• Passage given
·····

DH Forum 2011 Abstracts

Representing Knowledge in the Humanities

Fall Digital Humanities Forum
24 September 2011
Lawrence, Kansas

Keynote presentation by C. M. Sperberg-McQueen

Recordings for the 2011 Forum are available on YouTube and searchable with the IDRH Finding Aid.

Call for Papers

Scholars utilize computationally-assisted methods to view, analyze, classify, and comment on sources of knowledge, and to illustrate the dynamics between these sources and their commentaries, both current and prior. Knowledge representation – the theory and methodology of modeling knowledge using computer technology – is becoming a key dimension of Digital Humanities (DH).

Many scholars are adapting long-established conventions from the print realm for representing knowledge in digital contexts, to view, analyze, classify, and comment on sources of knowledge, and to illustrate the dynamics between these sources and their commentaries, both current and prior. Many disciplines are adapting long-established conventions from the print realm for representing knowledge in digital contexts, or they are developing new ones altogether; these involve visual and textual epistemological models, information design, bibliographic tools, and visual representations. For example, there are established and emerging conventions for the description and display of textual evidence. When only part of a musical, visual, or written text is preserved, conventions exist to supply missing evidence and express levels of (un)certainty, and there are emerging tools and methods to enable and describe the citation of intellectual contributions to electronic texts by authors, annotators, translators, and analyzers. In general, humanists are increasingly evaluating and making use of DH methodologies and projects, as well as evaluating the impact of technology on research in the humanities.

The 24 September Knowledge Representation conference is preceded by a 22 September BootCamp (a hands-on digital tools workshop), and a THATCamp (a digital humanities unconference) on 23 September, all at the University of Kansas. Deadlines for BootCamp and THATCamp registrations are on 22 July 2011. Please see THATCamp Kansas website for more information. (Participants are welcome to attend both the Representing Knowledge conference and THATCamp Kansas, but should register for each separately.)

·····

• Data extract
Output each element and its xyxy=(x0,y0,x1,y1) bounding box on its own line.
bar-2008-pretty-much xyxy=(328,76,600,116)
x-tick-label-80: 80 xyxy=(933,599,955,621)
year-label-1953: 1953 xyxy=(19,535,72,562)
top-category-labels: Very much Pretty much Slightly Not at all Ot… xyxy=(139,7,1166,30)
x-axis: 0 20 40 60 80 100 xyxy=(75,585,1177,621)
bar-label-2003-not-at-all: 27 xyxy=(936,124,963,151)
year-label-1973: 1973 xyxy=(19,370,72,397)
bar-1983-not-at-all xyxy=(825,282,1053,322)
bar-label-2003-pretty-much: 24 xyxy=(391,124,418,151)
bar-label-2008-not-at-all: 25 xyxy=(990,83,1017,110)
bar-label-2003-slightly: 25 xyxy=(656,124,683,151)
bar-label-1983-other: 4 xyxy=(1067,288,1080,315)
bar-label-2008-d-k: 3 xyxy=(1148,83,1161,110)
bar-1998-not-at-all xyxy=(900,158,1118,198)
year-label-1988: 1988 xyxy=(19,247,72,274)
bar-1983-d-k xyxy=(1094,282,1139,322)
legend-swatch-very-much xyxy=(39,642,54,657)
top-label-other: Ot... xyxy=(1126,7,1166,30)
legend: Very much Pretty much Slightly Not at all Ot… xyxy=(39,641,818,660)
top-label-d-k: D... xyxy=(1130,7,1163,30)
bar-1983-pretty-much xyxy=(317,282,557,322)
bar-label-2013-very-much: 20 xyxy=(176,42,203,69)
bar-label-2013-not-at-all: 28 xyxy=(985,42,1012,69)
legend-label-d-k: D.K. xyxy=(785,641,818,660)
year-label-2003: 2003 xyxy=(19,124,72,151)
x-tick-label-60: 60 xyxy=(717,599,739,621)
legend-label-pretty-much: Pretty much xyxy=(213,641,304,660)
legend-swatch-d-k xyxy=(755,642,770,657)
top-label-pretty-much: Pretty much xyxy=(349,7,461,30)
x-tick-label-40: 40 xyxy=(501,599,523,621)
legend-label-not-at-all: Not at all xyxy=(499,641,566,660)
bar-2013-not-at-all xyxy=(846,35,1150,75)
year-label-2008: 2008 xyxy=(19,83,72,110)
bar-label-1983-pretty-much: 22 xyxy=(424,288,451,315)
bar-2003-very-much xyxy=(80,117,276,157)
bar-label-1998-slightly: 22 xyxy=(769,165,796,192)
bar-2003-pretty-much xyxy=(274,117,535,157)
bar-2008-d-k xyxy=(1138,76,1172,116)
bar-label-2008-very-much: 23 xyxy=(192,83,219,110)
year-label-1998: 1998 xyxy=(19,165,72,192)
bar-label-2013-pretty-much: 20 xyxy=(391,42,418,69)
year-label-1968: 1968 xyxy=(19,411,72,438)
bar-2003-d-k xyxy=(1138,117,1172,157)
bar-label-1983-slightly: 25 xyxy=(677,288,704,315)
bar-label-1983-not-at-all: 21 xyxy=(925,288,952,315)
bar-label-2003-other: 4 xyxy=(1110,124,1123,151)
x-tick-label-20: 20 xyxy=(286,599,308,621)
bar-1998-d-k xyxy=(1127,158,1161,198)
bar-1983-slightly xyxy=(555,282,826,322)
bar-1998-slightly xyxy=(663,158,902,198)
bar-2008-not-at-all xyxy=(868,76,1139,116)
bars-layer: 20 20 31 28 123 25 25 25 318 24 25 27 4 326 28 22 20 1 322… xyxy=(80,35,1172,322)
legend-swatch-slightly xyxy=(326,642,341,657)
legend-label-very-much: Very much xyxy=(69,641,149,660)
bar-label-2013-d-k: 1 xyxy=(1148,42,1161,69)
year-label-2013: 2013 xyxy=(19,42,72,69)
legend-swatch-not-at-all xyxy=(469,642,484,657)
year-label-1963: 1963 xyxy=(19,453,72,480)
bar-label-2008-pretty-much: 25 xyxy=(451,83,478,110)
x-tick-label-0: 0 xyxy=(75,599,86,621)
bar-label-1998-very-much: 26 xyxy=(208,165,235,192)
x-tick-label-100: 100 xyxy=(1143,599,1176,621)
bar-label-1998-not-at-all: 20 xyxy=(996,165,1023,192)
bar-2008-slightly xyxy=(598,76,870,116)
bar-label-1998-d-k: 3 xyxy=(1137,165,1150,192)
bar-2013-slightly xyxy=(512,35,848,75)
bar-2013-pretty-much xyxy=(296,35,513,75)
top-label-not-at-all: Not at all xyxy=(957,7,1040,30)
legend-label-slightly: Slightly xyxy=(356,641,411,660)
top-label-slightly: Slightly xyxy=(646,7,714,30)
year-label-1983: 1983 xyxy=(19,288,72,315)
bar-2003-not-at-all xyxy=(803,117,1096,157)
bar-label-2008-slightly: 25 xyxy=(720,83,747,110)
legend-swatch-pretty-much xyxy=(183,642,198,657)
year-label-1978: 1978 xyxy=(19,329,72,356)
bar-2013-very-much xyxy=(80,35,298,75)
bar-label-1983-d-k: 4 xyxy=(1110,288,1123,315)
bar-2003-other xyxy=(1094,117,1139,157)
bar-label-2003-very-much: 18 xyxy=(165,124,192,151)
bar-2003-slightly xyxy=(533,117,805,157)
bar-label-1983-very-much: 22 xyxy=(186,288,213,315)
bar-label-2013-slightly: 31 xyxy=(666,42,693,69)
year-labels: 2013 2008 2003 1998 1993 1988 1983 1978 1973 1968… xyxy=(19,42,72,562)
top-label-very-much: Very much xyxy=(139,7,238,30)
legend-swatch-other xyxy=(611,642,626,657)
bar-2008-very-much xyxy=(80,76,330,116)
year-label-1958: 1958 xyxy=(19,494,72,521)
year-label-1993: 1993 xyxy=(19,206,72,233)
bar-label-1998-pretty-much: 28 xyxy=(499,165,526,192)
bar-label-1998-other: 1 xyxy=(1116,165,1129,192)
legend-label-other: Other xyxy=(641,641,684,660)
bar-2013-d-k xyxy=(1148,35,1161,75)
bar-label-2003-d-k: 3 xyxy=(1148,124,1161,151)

·····

• Exercises to complete
1. According to the forum page, who gave the keynote presentation?
2. Please reproduce the part of the forum page starting at "Fall Digital Humanities" and ending at "IDRH Finding Aid.".
Use only the forum page to respond, not the records.

• Per-task outputs
1. C. M. Sperberg-McQueen gave the keynote presentation.

2.
Fall Digital Humanities Forum
24 September 2011
Lawrence, Kansas

Keynote presentation by C. M. Sperberg-McQueen

Recordings for the 2011 Forum are available on YouTube and searchable with the IDRH Finding Aid.